(What the exercise asks)
Gather, from the data below, each line in which the word "MHIC" occurs.

(Source material)
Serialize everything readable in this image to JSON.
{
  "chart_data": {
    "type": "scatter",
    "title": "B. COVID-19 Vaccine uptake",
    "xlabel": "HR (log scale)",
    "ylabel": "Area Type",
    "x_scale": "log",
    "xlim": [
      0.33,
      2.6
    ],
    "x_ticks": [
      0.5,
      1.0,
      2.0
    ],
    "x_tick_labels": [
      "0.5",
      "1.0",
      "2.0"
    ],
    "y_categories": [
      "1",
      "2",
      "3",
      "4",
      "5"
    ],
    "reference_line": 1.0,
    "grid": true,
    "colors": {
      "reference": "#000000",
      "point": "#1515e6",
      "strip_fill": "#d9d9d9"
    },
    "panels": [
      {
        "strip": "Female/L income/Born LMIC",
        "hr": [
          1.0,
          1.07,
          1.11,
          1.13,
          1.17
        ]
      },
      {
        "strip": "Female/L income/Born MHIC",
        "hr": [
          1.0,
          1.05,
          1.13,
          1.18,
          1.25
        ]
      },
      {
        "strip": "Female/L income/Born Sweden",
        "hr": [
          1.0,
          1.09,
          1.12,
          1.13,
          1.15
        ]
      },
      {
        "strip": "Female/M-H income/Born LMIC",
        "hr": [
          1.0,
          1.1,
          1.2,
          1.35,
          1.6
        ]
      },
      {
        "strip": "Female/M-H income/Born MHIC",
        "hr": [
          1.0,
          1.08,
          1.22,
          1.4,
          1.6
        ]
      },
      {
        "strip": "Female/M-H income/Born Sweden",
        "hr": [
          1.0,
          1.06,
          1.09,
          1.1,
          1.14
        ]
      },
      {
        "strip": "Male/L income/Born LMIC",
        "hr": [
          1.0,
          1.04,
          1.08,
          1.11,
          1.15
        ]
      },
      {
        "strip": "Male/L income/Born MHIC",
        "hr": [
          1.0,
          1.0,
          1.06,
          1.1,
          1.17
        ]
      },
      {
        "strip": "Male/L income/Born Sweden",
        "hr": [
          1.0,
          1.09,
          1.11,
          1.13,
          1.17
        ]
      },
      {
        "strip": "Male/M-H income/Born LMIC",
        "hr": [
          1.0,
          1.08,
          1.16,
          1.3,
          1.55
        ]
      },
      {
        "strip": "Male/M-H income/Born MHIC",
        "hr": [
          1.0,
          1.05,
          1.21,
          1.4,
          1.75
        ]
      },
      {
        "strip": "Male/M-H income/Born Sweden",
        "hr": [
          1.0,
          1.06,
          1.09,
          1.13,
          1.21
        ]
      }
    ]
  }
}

(Exercise solution)
        "strip": "Female/L income/Born MHIC",
        "strip": "Female/M-H income/Born MHIC",
        "strip": "Male/L income/Born MHIC",
        "strip": "Male/M-H income/Born MHIC",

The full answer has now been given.